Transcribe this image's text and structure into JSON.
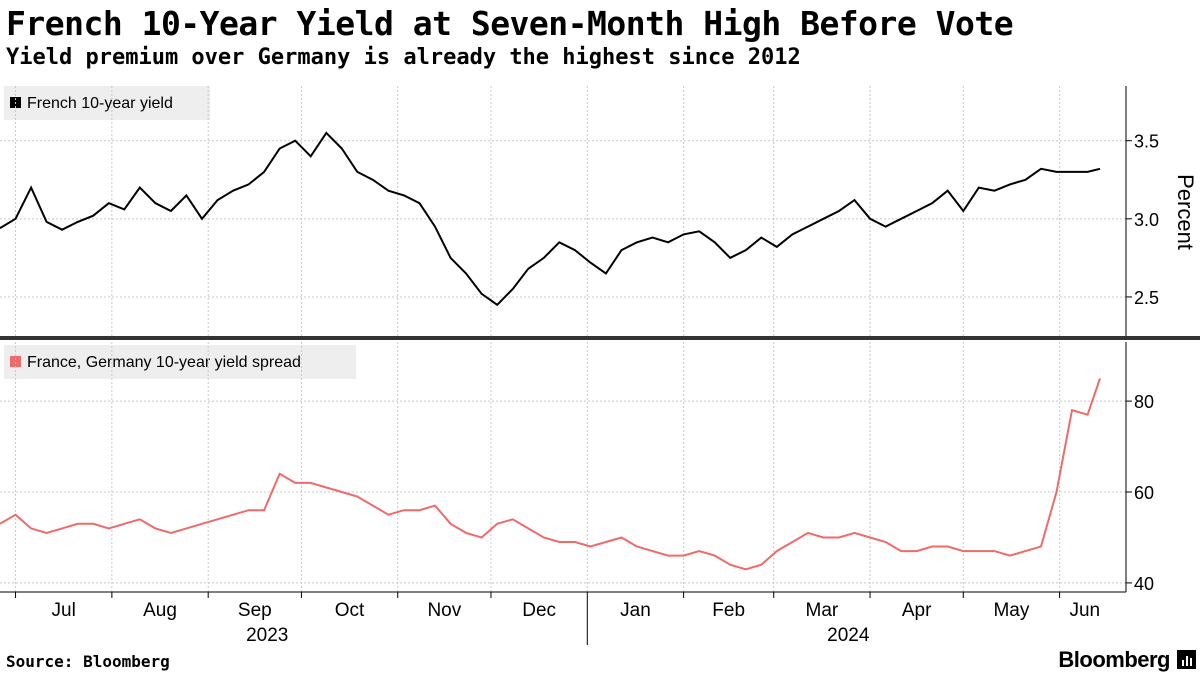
{
  "header": {
    "title": "French 10-Year Yield at Seven-Month High Before Vote",
    "subtitle": "Yield premium over Germany is already the highest since 2012"
  },
  "footer": {
    "source": "Source: Bloomberg",
    "brand": "Bloomberg"
  },
  "colors": {
    "yield_line": "#000000",
    "spread_line": "#f06a6a",
    "grid": "#c8c8c8"
  },
  "chart_data": [
    {
      "type": "line",
      "title": "French 10-year yield",
      "legend": "French 10-year yield",
      "legend_position": "top-left",
      "ylabel": "Percent",
      "ylim": [
        2.25,
        3.85
      ],
      "yticks": [
        2.5,
        3.0,
        3.5
      ],
      "ytick_labels": [
        "2.5",
        "3.0",
        "3.5"
      ],
      "grid": true,
      "x": [
        "2023-06-26",
        "2023-07-01",
        "2023-07-06",
        "2023-07-11",
        "2023-07-16",
        "2023-07-21",
        "2023-07-26",
        "2023-07-31",
        "2023-08-05",
        "2023-08-10",
        "2023-08-15",
        "2023-08-20",
        "2023-08-25",
        "2023-08-30",
        "2023-09-04",
        "2023-09-09",
        "2023-09-14",
        "2023-09-19",
        "2023-09-24",
        "2023-09-29",
        "2023-10-04",
        "2023-10-09",
        "2023-10-14",
        "2023-10-19",
        "2023-10-24",
        "2023-10-29",
        "2023-11-03",
        "2023-11-08",
        "2023-11-13",
        "2023-11-18",
        "2023-11-23",
        "2023-11-28",
        "2023-12-03",
        "2023-12-08",
        "2023-12-13",
        "2023-12-18",
        "2023-12-23",
        "2023-12-28",
        "2024-01-02",
        "2024-01-07",
        "2024-01-12",
        "2024-01-17",
        "2024-01-22",
        "2024-01-27",
        "2024-02-01",
        "2024-02-06",
        "2024-02-11",
        "2024-02-16",
        "2024-02-21",
        "2024-02-26",
        "2024-03-02",
        "2024-03-07",
        "2024-03-12",
        "2024-03-17",
        "2024-03-22",
        "2024-03-27",
        "2024-04-01",
        "2024-04-06",
        "2024-04-11",
        "2024-04-16",
        "2024-04-21",
        "2024-04-26",
        "2024-05-01",
        "2024-05-06",
        "2024-05-11",
        "2024-05-16",
        "2024-05-21",
        "2024-05-26",
        "2024-05-31",
        "2024-06-05",
        "2024-06-10",
        "2024-06-14"
      ],
      "values": [
        2.94,
        3.0,
        3.2,
        2.98,
        2.93,
        2.98,
        3.02,
        3.1,
        3.06,
        3.2,
        3.1,
        3.05,
        3.15,
        3.0,
        3.12,
        3.18,
        3.22,
        3.3,
        3.45,
        3.5,
        3.4,
        3.55,
        3.45,
        3.3,
        3.25,
        3.18,
        3.15,
        3.1,
        2.95,
        2.75,
        2.65,
        2.52,
        2.45,
        2.55,
        2.68,
        2.75,
        2.85,
        2.8,
        2.72,
        2.65,
        2.8,
        2.85,
        2.88,
        2.85,
        2.9,
        2.92,
        2.85,
        2.75,
        2.8,
        2.88,
        2.82,
        2.9,
        2.95,
        3.0,
        3.05,
        3.12,
        3.0,
        2.95,
        3.0,
        3.05,
        3.1,
        3.18,
        3.05,
        3.2,
        3.18,
        3.22,
        3.25,
        3.32,
        3.3,
        3.3,
        3.3,
        3.32
      ],
      "xaxis": {
        "month_labels": [
          "Jul",
          "Aug",
          "Sep",
          "Oct",
          "Nov",
          "Dec",
          "Jan",
          "Feb",
          "Mar",
          "Apr",
          "May",
          "Jun"
        ],
        "year_labels": [
          "2023",
          "2024"
        ]
      }
    },
    {
      "type": "line",
      "title": "France, Germany 10-year yield spread",
      "legend": "France, Germany 10-year yield spread",
      "legend_position": "top-left",
      "ylim": [
        38,
        93
      ],
      "yticks": [
        40,
        60,
        80
      ],
      "ytick_labels": [
        "40",
        "60",
        "80"
      ],
      "grid": true,
      "x": [
        "2023-06-26",
        "2023-07-01",
        "2023-07-06",
        "2023-07-11",
        "2023-07-16",
        "2023-07-21",
        "2023-07-26",
        "2023-07-31",
        "2023-08-05",
        "2023-08-10",
        "2023-08-15",
        "2023-08-20",
        "2023-08-25",
        "2023-08-30",
        "2023-09-04",
        "2023-09-09",
        "2023-09-14",
        "2023-09-19",
        "2023-09-24",
        "2023-09-29",
        "2023-10-04",
        "2023-10-09",
        "2023-10-14",
        "2023-10-19",
        "2023-10-24",
        "2023-10-29",
        "2023-11-03",
        "2023-11-08",
        "2023-11-13",
        "2023-11-18",
        "2023-11-23",
        "2023-11-28",
        "2023-12-03",
        "2023-12-08",
        "2023-12-13",
        "2023-12-18",
        "2023-12-23",
        "2023-12-28",
        "2024-01-02",
        "2024-01-07",
        "2024-01-12",
        "2024-01-17",
        "2024-01-22",
        "2024-01-27",
        "2024-02-01",
        "2024-02-06",
        "2024-02-11",
        "2024-02-16",
        "2024-02-21",
        "2024-02-26",
        "2024-03-02",
        "2024-03-07",
        "2024-03-12",
        "2024-03-17",
        "2024-03-22",
        "2024-03-27",
        "2024-04-01",
        "2024-04-06",
        "2024-04-11",
        "2024-04-16",
        "2024-04-21",
        "2024-04-26",
        "2024-05-01",
        "2024-05-06",
        "2024-05-11",
        "2024-05-16",
        "2024-05-21",
        "2024-05-26",
        "2024-05-31",
        "2024-06-05",
        "2024-06-10",
        "2024-06-14"
      ],
      "values": [
        53,
        55,
        52,
        51,
        52,
        53,
        53,
        52,
        53,
        54,
        52,
        51,
        52,
        53,
        54,
        55,
        56,
        56,
        64,
        62,
        62,
        61,
        60,
        59,
        57,
        55,
        56,
        56,
        57,
        53,
        51,
        50,
        53,
        54,
        52,
        50,
        49,
        49,
        48,
        49,
        50,
        48,
        47,
        46,
        46,
        47,
        46,
        44,
        43,
        44,
        47,
        49,
        51,
        50,
        50,
        51,
        50,
        49,
        47,
        47,
        48,
        48,
        47,
        47,
        47,
        46,
        47,
        48,
        60,
        78,
        77,
        85
      ]
    }
  ]
}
========
Output each line exactly; omit every picture.

WRITTEN RESPONSE:
Transcribe this image's text and structure into JSON.
{
  "header": {
    "title": "French 10-Year Yield at Seven-Month High Before Vote",
    "subtitle": "Yield premium over Germany is already the highest since 2012"
  },
  "footer": {
    "source": "Source: Bloomberg",
    "brand": "Bloomberg"
  },
  "colors": {
    "yield_line": "#000000",
    "spread_line": "#f06a6a",
    "grid": "#c8c8c8"
  },
  "chart_data": [
    {
      "type": "line",
      "title": "French 10-year yield",
      "legend": "French 10-year yield",
      "legend_position": "top-left",
      "ylabel": "Percent",
      "ylim": [
        2.25,
        3.85
      ],
      "yticks": [
        2.5,
        3.0,
        3.5
      ],
      "ytick_labels": [
        "2.5",
        "3.0",
        "3.5"
      ],
      "grid": true,
      "x": [
        "2023-06-26",
        "2023-07-01",
        "2023-07-06",
        "2023-07-11",
        "2023-07-16",
        "2023-07-21",
        "2023-07-26",
        "2023-07-31",
        "2023-08-05",
        "2023-08-10",
        "2023-08-15",
        "2023-08-20",
        "2023-08-25",
        "2023-08-30",
        "2023-09-04",
        "2023-09-09",
        "2023-09-14",
        "2023-09-19",
        "2023-09-24",
        "2023-09-29",
        "2023-10-04",
        "2023-10-09",
        "2023-10-14",
        "2023-10-19",
        "2023-10-24",
        "2023-10-29",
        "2023-11-03",
        "2023-11-08",
        "2023-11-13",
        "2023-11-18",
        "2023-11-23",
        "2023-11-28",
        "2023-12-03",
        "2023-12-08",
        "2023-12-13",
        "2023-12-18",
        "2023-12-23",
        "2023-12-28",
        "2024-01-02",
        "2024-01-07",
        "2024-01-12",
        "2024-01-17",
        "2024-01-22",
        "2024-01-27",
        "2024-02-01",
        "2024-02-06",
        "2024-02-11",
        "2024-02-16",
        "2024-02-21",
        "2024-02-26",
        "2024-03-02",
        "2024-03-07",
        "2024-03-12",
        "2024-03-17",
        "2024-03-22",
        "2024-03-27",
        "2024-04-01",
        "2024-04-06",
        "2024-04-11",
        "2024-04-16",
        "2024-04-21",
        "2024-04-26",
        "2024-05-01",
        "2024-05-06",
        "2024-05-11",
        "2024-05-16",
        "2024-05-21",
        "2024-05-26",
        "2024-05-31",
        "2024-06-05",
        "2024-06-10",
        "2024-06-14"
      ],
      "values": [
        2.94,
        3.0,
        3.2,
        2.98,
        2.93,
        2.98,
        3.02,
        3.1,
        3.06,
        3.2,
        3.1,
        3.05,
        3.15,
        3.0,
        3.12,
        3.18,
        3.22,
        3.3,
        3.45,
        3.5,
        3.4,
        3.55,
        3.45,
        3.3,
        3.25,
        3.18,
        3.15,
        3.1,
        2.95,
        2.75,
        2.65,
        2.52,
        2.45,
        2.55,
        2.68,
        2.75,
        2.85,
        2.8,
        2.72,
        2.65,
        2.8,
        2.85,
        2.88,
        2.85,
        2.9,
        2.92,
        2.85,
        2.75,
        2.8,
        2.88,
        2.82,
        2.9,
        2.95,
        3.0,
        3.05,
        3.12,
        3.0,
        2.95,
        3.0,
        3.05,
        3.1,
        3.18,
        3.05,
        3.2,
        3.18,
        3.22,
        3.25,
        3.32,
        3.3,
        3.3,
        3.3,
        3.32
      ],
      "xaxis": {
        "month_labels": [
          "Jul",
          "Aug",
          "Sep",
          "Oct",
          "Nov",
          "Dec",
          "Jan",
          "Feb",
          "Mar",
          "Apr",
          "May",
          "Jun"
        ],
        "year_labels": [
          "2023",
          "2024"
        ]
      }
    },
    {
      "type": "line",
      "title": "France, Germany 10-year yield spread",
      "legend": "France, Germany 10-year yield spread",
      "legend_position": "top-left",
      "ylim": [
        38,
        93
      ],
      "yticks": [
        40,
        60,
        80
      ],
      "ytick_labels": [
        "40",
        "60",
        "80"
      ],
      "grid": true,
      "x": [
        "2023-06-26",
        "2023-07-01",
        "2023-07-06",
        "2023-07-11",
        "2023-07-16",
        "2023-07-21",
        "2023-07-26",
        "2023-07-31",
        "2023-08-05",
        "2023-08-10",
        "2023-08-15",
        "2023-08-20",
        "2023-08-25",
        "2023-08-30",
        "2023-09-04",
        "2023-09-09",
        "2023-09-14",
        "2023-09-19",
        "2023-09-24",
        "2023-09-29",
        "2023-10-04",
        "2023-10-09",
        "2023-10-14",
        "2023-10-19",
        "2023-10-24",
        "2023-10-29",
        "2023-11-03",
        "2023-11-08",
        "2023-11-13",
        "2023-11-18",
        "2023-11-23",
        "2023-11-28",
        "2023-12-03",
        "2023-12-08",
        "2023-12-13",
        "2023-12-18",
        "2023-12-23",
        "2023-12-28",
        "2024-01-02",
        "2024-01-07",
        "2024-01-12",
        "2024-01-17",
        "2024-01-22",
        "2024-01-27",
        "2024-02-01",
        "2024-02-06",
        "2024-02-11",
        "2024-02-16",
        "2024-02-21",
        "2024-02-26",
        "2024-03-02",
        "2024-03-07",
        "2024-03-12",
        "2024-03-17",
        "2024-03-22",
        "2024-03-27",
        "2024-04-01",
        "2024-04-06",
        "2024-04-11",
        "2024-04-16",
        "2024-04-21",
        "2024-04-26",
        "2024-05-01",
        "2024-05-06",
        "2024-05-11",
        "2024-05-16",
        "2024-05-21",
        "2024-05-26",
        "2024-05-31",
        "2024-06-05",
        "2024-06-10",
        "2024-06-14"
      ],
      "values": [
        53,
        55,
        52,
        51,
        52,
        53,
        53,
        52,
        53,
        54,
        52,
        51,
        52,
        53,
        54,
        55,
        56,
        56,
        64,
        62,
        62,
        61,
        60,
        59,
        57,
        55,
        56,
        56,
        57,
        53,
        51,
        50,
        53,
        54,
        52,
        50,
        49,
        49,
        48,
        49,
        50,
        48,
        47,
        46,
        46,
        47,
        46,
        44,
        43,
        44,
        47,
        49,
        51,
        50,
        50,
        51,
        50,
        49,
        47,
        47,
        48,
        48,
        47,
        47,
        47,
        46,
        47,
        48,
        60,
        78,
        77,
        85
      ]
    }
  ]
}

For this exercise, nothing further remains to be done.